Job
From the entries below, report how many lines contain the string "Update". Give only that number.

Input rows
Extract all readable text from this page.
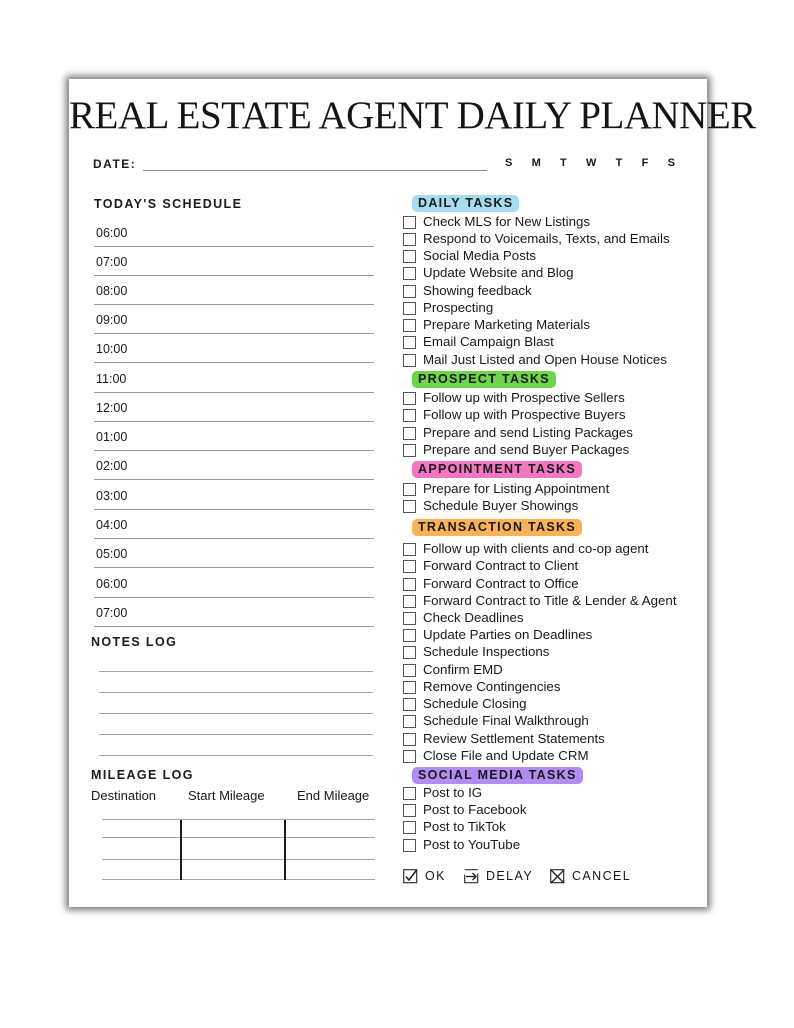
REAL ESTATE AGENT DAILY PLANNER
DATE:	S M T W T F S
TODAY'S SCHEDULE
06:00
07:00
08:00
09:00
10:00
11:00
12:00
01:00
02:00
03:00
04:00
05:00
06:00
07:00
NOTES LOG
MILEAGE LOG
Destination Start Mileage End Mileage
DAILY TASKS
Check MLS for New Listings
Respond to Voicemails, Texts, and Emails
Social Media Posts
Update Website and Blog
Showing feedback
Prospecting
Prepare Marketing Materials
Email Campaign Blast
Mail Just Listed and Open House Notices
PROSPECT TASKS
Follow up with Prospective Sellers
Follow up with Prospective Buyers
Prepare and send Listing Packages
Prepare and send Buyer Packages
APPOINTMENT TASKS
Prepare for Listing Appointment
Schedule Buyer Showings
TRANSACTION TASKS
Follow up with clients and co-op agent
Forward Contract to Client
Forward Contract to Office
Forward Contract to Title & Lender & Agent
Check Deadlines
Update Parties on Deadlines
Schedule Inspections
Confirm EMD
Remove Contingencies
Schedule Closing
Schedule Final Walkthrough
Review Settlement Statements
Close File and Update CRM
SOCIAL MEDIA TASKS
Post to IG
Post to Facebook
Post to TikTok
Post to YouTube
OK	DELAY	CANCEL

Correct response
3